─── Data for this task
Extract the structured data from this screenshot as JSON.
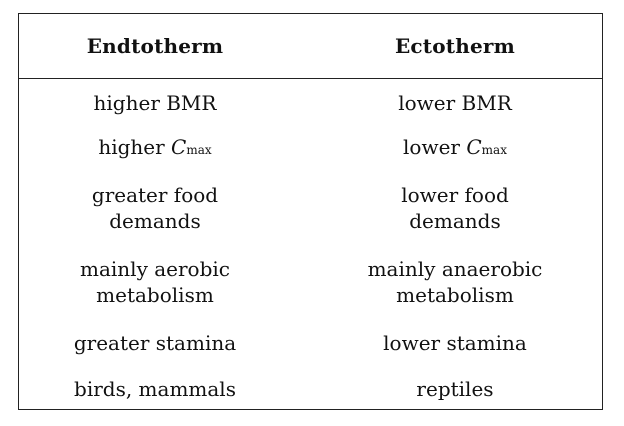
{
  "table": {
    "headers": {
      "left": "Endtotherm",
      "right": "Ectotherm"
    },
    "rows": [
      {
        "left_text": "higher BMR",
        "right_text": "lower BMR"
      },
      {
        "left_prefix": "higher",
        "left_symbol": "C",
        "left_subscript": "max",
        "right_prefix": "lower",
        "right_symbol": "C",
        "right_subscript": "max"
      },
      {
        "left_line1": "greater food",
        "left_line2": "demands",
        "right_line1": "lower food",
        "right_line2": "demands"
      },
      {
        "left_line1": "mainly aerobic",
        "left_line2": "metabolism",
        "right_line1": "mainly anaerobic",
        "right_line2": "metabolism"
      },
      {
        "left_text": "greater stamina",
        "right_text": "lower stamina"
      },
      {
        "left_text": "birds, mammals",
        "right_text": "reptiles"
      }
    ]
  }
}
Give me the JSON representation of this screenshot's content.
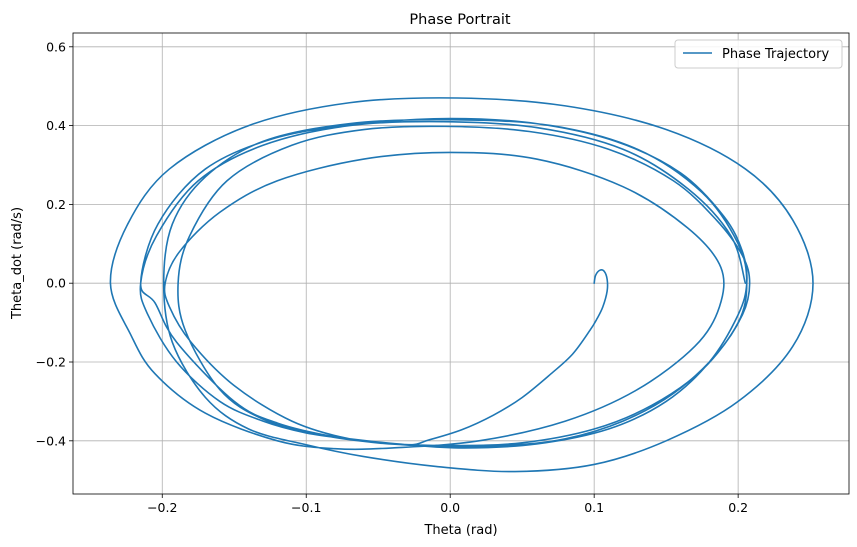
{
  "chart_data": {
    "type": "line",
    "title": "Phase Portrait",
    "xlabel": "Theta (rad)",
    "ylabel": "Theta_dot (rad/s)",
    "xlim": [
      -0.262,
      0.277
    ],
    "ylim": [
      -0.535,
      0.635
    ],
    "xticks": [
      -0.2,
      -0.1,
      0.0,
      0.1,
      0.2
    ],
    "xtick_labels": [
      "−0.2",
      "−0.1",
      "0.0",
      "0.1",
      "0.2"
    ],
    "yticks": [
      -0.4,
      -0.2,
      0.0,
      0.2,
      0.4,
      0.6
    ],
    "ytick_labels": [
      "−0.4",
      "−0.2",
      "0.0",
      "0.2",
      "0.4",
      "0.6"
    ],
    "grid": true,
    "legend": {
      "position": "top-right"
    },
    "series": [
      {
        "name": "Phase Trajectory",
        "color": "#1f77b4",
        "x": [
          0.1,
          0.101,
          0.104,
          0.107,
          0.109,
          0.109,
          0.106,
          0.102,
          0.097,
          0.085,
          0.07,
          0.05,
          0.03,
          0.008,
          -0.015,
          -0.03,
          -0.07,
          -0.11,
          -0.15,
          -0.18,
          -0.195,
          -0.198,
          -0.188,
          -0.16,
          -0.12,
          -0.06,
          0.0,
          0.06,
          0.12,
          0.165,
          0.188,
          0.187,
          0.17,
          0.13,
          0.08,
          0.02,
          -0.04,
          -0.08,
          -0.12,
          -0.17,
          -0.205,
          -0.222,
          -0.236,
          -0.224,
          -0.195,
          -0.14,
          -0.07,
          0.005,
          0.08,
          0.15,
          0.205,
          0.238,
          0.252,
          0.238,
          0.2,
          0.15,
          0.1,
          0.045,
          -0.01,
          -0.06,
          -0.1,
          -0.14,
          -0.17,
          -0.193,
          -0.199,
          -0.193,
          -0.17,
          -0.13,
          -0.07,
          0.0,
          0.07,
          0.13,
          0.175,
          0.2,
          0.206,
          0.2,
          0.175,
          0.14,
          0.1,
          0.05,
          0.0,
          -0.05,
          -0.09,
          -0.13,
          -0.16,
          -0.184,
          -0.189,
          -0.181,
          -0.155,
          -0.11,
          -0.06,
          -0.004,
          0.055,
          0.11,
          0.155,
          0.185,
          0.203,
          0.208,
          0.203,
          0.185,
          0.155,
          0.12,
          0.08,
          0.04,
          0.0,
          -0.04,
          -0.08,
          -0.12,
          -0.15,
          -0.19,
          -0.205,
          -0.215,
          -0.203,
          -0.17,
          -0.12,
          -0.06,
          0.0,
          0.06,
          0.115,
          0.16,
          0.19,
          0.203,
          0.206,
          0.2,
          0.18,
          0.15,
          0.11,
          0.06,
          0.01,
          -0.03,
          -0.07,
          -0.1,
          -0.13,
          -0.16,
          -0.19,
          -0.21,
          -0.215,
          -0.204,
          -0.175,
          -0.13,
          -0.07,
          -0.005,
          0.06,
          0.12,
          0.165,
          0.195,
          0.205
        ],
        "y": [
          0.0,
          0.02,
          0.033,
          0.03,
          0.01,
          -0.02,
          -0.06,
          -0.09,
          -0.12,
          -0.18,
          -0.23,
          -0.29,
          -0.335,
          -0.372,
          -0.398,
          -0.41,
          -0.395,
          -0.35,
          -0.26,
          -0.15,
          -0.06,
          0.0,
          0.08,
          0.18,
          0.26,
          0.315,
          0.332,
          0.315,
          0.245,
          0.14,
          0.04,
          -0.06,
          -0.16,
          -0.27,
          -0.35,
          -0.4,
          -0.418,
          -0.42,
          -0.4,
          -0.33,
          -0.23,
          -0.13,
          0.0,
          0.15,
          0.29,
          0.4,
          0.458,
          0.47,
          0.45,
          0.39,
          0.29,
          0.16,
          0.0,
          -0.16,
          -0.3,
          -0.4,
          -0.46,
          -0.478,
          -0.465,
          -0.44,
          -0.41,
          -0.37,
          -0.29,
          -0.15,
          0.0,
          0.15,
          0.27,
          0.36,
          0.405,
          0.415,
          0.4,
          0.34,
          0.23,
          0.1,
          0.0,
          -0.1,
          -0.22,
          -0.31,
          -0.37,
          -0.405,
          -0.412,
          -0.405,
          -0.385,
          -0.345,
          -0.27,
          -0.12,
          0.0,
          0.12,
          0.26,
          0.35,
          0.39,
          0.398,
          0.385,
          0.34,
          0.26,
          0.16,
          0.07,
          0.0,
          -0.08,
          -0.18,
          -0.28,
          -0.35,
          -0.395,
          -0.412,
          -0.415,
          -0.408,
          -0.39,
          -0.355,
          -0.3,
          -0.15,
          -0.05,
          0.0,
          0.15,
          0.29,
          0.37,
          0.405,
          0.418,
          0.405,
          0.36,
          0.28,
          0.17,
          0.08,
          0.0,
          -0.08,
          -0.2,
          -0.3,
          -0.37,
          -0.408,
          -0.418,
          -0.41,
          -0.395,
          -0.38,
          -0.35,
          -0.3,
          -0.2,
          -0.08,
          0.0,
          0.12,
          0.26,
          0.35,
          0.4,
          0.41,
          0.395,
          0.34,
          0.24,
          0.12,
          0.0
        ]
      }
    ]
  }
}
──────
─── Data for this task
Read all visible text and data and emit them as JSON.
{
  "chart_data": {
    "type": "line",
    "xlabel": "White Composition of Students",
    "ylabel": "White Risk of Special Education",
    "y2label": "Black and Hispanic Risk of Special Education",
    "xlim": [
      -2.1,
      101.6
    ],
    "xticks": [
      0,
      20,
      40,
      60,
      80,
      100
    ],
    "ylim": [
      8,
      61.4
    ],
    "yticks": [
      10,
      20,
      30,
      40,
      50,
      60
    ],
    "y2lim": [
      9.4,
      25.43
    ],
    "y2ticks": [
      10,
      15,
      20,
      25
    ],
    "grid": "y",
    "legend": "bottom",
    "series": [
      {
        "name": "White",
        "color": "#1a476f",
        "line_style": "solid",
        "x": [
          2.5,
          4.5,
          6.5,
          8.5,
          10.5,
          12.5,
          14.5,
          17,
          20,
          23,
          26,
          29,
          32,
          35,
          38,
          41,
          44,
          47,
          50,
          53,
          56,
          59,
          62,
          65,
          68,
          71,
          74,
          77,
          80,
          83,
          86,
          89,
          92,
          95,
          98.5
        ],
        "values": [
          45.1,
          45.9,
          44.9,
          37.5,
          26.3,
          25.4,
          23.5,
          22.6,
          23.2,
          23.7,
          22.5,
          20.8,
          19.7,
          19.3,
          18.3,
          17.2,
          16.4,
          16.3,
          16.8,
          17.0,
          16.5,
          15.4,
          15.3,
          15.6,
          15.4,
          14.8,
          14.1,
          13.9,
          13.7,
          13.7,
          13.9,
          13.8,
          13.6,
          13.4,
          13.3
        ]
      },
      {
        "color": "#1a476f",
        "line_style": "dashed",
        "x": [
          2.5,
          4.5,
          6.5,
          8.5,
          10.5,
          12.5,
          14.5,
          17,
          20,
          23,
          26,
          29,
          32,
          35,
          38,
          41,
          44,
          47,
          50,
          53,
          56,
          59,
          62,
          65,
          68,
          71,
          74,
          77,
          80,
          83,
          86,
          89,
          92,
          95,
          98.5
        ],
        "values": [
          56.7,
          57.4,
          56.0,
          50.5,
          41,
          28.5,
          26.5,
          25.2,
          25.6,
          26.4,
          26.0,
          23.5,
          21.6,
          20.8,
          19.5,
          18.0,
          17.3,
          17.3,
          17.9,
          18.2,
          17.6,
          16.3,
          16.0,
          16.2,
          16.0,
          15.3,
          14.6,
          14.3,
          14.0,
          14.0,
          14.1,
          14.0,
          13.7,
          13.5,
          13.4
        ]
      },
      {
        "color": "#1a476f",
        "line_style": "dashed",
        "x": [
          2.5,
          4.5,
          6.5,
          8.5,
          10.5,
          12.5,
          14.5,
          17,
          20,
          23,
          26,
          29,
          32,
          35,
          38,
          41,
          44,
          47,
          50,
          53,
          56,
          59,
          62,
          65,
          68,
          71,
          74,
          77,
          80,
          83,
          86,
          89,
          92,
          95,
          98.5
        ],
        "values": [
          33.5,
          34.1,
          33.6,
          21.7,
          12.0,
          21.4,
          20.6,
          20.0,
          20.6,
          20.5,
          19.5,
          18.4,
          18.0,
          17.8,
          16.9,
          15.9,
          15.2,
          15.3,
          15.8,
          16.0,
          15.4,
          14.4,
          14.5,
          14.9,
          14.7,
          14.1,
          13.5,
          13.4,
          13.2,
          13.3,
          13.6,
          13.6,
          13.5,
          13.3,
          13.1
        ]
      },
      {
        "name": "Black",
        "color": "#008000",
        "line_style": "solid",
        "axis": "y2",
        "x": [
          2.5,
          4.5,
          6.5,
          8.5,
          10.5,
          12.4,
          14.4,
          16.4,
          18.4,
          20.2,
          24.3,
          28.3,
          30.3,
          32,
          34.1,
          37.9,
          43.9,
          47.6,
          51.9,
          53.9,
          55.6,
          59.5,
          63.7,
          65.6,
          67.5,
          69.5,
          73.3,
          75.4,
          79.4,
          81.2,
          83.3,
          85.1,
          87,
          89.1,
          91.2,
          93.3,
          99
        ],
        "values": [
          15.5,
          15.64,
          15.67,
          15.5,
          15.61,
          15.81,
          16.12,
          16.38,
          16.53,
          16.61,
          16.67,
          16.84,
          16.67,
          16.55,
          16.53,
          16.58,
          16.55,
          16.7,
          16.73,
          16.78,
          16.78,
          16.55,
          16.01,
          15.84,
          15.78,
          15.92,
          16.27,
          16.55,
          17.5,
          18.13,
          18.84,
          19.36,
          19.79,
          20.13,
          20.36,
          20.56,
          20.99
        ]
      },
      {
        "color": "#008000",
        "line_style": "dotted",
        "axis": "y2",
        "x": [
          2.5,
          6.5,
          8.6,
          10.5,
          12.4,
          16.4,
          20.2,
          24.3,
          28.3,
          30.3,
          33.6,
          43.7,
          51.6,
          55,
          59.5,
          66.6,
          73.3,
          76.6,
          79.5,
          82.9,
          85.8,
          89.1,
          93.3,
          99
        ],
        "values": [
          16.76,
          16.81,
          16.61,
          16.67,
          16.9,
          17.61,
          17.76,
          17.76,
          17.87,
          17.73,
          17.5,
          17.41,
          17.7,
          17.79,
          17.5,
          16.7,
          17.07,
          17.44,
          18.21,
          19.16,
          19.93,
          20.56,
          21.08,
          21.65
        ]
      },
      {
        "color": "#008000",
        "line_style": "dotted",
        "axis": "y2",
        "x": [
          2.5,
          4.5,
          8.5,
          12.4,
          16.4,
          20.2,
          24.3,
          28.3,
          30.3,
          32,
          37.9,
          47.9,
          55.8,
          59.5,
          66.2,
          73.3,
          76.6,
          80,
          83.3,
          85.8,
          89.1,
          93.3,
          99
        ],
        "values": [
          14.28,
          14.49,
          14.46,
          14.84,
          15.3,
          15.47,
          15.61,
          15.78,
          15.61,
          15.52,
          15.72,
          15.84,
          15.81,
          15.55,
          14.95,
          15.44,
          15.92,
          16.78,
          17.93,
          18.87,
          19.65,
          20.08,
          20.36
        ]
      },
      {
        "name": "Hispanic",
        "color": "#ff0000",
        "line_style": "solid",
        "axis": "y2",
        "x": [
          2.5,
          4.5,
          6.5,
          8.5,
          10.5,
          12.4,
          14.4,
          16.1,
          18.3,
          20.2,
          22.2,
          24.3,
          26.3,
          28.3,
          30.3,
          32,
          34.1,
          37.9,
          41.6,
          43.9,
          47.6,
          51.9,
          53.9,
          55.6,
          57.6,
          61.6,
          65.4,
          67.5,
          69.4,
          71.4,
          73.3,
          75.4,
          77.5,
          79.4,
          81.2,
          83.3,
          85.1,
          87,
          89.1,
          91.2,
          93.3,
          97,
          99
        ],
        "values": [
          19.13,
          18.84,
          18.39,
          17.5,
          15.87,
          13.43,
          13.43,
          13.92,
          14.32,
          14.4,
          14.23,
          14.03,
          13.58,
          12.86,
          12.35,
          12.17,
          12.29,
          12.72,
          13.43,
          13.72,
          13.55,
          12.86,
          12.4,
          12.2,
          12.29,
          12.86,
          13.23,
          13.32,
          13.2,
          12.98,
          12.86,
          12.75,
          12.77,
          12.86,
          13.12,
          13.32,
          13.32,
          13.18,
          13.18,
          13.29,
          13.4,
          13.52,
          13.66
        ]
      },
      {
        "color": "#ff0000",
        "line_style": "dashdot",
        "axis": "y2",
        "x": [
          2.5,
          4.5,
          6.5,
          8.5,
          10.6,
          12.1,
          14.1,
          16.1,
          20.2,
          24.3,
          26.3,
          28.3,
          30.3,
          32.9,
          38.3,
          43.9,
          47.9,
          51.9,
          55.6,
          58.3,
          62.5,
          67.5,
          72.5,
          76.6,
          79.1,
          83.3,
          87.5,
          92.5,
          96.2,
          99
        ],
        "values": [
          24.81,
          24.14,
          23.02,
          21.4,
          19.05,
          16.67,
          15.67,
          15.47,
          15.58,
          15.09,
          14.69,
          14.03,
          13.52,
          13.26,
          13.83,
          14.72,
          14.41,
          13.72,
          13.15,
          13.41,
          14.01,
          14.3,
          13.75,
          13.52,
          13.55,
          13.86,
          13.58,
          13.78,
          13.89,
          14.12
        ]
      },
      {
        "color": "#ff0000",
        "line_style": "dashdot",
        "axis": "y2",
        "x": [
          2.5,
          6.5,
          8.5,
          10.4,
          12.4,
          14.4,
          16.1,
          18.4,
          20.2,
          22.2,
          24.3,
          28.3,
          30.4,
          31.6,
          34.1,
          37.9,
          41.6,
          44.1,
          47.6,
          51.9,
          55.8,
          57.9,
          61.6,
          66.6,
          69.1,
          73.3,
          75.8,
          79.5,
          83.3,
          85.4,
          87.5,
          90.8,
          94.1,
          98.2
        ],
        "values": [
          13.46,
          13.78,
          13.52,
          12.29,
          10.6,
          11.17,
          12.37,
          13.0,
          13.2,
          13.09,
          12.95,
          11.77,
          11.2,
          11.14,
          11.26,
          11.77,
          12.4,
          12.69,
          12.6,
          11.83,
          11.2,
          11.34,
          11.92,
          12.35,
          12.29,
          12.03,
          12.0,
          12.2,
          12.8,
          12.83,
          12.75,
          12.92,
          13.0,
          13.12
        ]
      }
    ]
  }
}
──────
* Goal: Pull out each line of the listing that holds the string "mainly".

* Complete response:
        "left_line1": "mainly aerobic",
        "right_line1": "mainly anaerobic",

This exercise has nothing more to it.